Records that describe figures

========================================================================

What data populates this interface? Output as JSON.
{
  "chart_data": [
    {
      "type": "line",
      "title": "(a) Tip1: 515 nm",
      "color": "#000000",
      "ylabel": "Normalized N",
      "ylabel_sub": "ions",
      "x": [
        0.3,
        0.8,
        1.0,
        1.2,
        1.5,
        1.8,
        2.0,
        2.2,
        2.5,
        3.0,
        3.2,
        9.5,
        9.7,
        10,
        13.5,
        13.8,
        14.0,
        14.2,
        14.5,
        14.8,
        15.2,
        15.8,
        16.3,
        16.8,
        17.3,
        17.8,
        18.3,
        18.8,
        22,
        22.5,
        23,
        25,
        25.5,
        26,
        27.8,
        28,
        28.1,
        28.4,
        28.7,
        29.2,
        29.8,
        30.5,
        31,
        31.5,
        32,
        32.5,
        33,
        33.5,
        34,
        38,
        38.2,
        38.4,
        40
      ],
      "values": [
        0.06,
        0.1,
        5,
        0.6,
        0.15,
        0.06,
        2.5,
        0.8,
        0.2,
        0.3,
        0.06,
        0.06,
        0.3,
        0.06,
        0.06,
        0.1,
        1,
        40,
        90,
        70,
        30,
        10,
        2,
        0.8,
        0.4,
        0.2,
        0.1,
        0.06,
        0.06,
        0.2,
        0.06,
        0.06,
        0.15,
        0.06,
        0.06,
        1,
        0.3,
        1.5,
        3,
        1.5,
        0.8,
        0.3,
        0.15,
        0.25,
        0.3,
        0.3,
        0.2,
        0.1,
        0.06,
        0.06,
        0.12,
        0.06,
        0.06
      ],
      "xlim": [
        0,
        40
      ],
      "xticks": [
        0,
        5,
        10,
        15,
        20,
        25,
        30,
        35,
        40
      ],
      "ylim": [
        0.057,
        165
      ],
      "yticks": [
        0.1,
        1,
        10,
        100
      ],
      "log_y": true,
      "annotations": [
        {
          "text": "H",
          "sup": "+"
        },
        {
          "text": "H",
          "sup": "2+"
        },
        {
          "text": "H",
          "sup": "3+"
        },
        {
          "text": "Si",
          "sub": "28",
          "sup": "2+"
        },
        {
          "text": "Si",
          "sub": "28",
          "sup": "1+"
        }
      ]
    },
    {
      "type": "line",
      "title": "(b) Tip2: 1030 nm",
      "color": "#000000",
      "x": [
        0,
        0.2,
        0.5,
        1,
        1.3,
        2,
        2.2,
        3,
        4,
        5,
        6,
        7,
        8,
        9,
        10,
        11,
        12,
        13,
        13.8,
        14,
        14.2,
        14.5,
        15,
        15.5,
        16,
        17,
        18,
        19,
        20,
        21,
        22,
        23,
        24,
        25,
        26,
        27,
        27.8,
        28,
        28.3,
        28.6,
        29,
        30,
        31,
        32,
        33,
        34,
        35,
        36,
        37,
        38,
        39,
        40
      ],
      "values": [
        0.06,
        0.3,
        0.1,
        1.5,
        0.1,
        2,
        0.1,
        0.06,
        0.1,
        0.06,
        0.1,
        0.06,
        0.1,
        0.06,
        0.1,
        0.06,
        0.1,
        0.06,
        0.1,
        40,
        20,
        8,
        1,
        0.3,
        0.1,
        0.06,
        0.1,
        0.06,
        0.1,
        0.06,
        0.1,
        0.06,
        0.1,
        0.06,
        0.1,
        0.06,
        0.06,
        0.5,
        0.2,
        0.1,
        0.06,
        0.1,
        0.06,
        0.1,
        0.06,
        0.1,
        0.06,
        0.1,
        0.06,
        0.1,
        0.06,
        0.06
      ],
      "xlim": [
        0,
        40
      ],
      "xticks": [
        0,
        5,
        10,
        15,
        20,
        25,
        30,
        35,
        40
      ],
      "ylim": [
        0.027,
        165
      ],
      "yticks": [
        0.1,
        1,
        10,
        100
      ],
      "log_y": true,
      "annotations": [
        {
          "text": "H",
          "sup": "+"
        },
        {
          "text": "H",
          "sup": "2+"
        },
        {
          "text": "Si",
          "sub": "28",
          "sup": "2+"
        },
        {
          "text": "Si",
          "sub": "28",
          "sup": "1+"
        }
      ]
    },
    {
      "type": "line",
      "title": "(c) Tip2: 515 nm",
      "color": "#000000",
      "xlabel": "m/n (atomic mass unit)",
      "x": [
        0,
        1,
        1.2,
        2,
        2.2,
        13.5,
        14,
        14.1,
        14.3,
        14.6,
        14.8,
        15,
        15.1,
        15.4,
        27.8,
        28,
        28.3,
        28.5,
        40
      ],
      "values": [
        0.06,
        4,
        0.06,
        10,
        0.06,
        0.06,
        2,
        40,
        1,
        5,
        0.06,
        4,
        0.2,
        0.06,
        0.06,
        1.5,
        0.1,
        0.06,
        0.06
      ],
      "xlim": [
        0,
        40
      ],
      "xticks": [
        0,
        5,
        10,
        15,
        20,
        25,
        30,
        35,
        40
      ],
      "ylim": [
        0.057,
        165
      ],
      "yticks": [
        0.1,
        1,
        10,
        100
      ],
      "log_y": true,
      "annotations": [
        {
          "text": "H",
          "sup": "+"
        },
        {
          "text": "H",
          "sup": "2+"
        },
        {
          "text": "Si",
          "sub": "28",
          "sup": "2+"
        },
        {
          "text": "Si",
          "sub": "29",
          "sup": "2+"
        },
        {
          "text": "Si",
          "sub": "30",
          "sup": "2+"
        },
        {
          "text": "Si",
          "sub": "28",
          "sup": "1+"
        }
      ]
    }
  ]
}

========================================================================

Required work: Type out the full listing again, exactly as given.

Answer to the exercise:
What data populates this interface? Output as JSON.
{
  "chart_data": [
    {
      "type": "line",
      "title": "(a) Tip1: 515 nm",
      "color": "#000000",
      "ylabel": "Normalized N",
      "ylabel_sub": "ions",
      "x": [
        0.3,
        0.8,
        1.0,
        1.2,
        1.5,
        1.8,
        2.0,
        2.2,
        2.5,
        3.0,
        3.2,
        9.5,
        9.7,
        10,
        13.5,
        13.8,
        14.0,
        14.2,
        14.5,
        14.8,
        15.2,
        15.8,
        16.3,
        16.8,
        17.3,
        17.8,
        18.3,
        18.8,
        22,
        22.5,
        23,
        25,
        25.5,
        26,
        27.8,
        28,
        28.1,
        28.4,
        28.7,
        29.2,
        29.8,
        30.5,
        31,
        31.5,
        32,
        32.5,
        33,
        33.5,
        34,
        38,
        38.2,
        38.4,
        40
      ],
      "values": [
        0.06,
        0.1,
        5,
        0.6,
        0.15,
        0.06,
        2.5,
        0.8,
        0.2,
        0.3,
        0.06,
        0.06,
        0.3,
        0.06,
        0.06,
        0.1,
        1,
        40,
        90,
        70,
        30,
        10,
        2,
        0.8,
        0.4,
        0.2,
        0.1,
        0.06,
        0.06,
        0.2,
        0.06,
        0.06,
        0.15,
        0.06,
        0.06,
        1,
        0.3,
        1.5,
        3,
        1.5,
        0.8,
        0.3,
        0.15,
        0.25,
        0.3,
        0.3,
        0.2,
        0.1,
        0.06,
        0.06,
        0.12,
        0.06,
        0.06
      ],
      "xlim": [
        0,
        40
      ],
      "xticks": [
        0,
        5,
        10,
        15,
        20,
        25,
        30,
        35,
        40
      ],
      "ylim": [
        0.057,
        165
      ],
      "yticks": [
        0.1,
        1,
        10,
        100
      ],
      "log_y": true,
      "annotations": [
        {
          "text": "H",
          "sup": "+"
        },
        {
          "text": "H",
          "sup": "2+"
        },
        {
          "text": "H",
          "sup": "3+"
        },
        {
          "text": "Si",
          "sub": "28",
          "sup": "2+"
        },
        {
          "text": "Si",
          "sub": "28",
          "sup": "1+"
        }
      ]
    },
    {
      "type": "line",
      "title": "(b) Tip2: 1030 nm",
      "color": "#000000",
      "x": [
        0,
        0.2,
        0.5,
        1,
        1.3,
        2,
        2.2,
        3,
        4,
        5,
        6,
        7,
        8,
        9,
        10,
        11,
        12,
        13,
        13.8,
        14,
        14.2,
        14.5,
        15,
        15.5,
        16,
        17,
        18,
        19,
        20,
        21,
        22,
        23,
        24,
        25,
        26,
        27,
        27.8,
        28,
        28.3,
        28.6,
        29,
        30,
        31,
        32,
        33,
        34,
        35,
        36,
        37,
        38,
        39,
        40
      ],
      "values": [
        0.06,
        0.3,
        0.1,
        1.5,
        0.1,
        2,
        0.1,
        0.06,
        0.1,
        0.06,
        0.1,
        0.06,
        0.1,
        0.06,
        0.1,
        0.06,
        0.1,
        0.06,
        0.1,
        40,
        20,
        8,
        1,
        0.3,
        0.1,
        0.06,
        0.1,
        0.06,
        0.1,
        0.06,
        0.1,
        0.06,
        0.1,
        0.06,
        0.1,
        0.06,
        0.06,
        0.5,
        0.2,
        0.1,
        0.06,
        0.1,
        0.06,
        0.1,
        0.06,
        0.1,
        0.06,
        0.1,
        0.06,
        0.1,
        0.06,
        0.06
      ],
      "xlim": [
        0,
        40
      ],
      "xticks": [
        0,
        5,
        10,
        15,
        20,
        25,
        30,
        35,
        40
      ],
      "ylim": [
        0.027,
        165
      ],
      "yticks": [
        0.1,
        1,
        10,
        100
      ],
      "log_y": true,
      "annotations": [
        {
          "text": "H",
          "sup": "+"
        },
        {
          "text": "H",
          "sup": "2+"
        },
        {
          "text": "Si",
          "sub": "28",
          "sup": "2+"
        },
        {
          "text": "Si",
          "sub": "28",
          "sup": "1+"
        }
      ]
    },
    {
      "type": "line",
      "title": "(c) Tip2: 515 nm",
      "color": "#000000",
      "xlabel": "m/n (atomic mass unit)",
      "x": [
        0,
        1,
        1.2,
        2,
        2.2,
        13.5,
        14,
        14.1,
        14.3,
        14.6,
        14.8,
        15,
        15.1,
        15.4,
        27.8,
        28,
        28.3,
        28.5,
        40
      ],
      "values": [
        0.06,
        4,
        0.06,
        10,
        0.06,
        0.06,
        2,
        40,
        1,
        5,
        0.06,
        4,
        0.2,
        0.06,
        0.06,
        1.5,
        0.1,
        0.06,
        0.06
      ],
      "xlim": [
        0,
        40
      ],
      "xticks": [
        0,
        5,
        10,
        15,
        20,
        25,
        30,
        35,
        40
      ],
      "ylim": [
        0.057,
        165
      ],
      "yticks": [
        0.1,
        1,
        10,
        100
      ],
      "log_y": true,
      "annotations": [
        {
          "text": "H",
          "sup": "+"
        },
        {
          "text": "H",
          "sup": "2+"
        },
        {
          "text": "Si",
          "sub": "28",
          "sup": "2+"
        },
        {
          "text": "Si",
          "sub": "29",
          "sup": "2+"
        },
        {
          "text": "Si",
          "sub": "30",
          "sup": "2+"
        },
        {
          "text": "Si",
          "sub": "28",
          "sup": "1+"
        }
      ]
    }
  ]
}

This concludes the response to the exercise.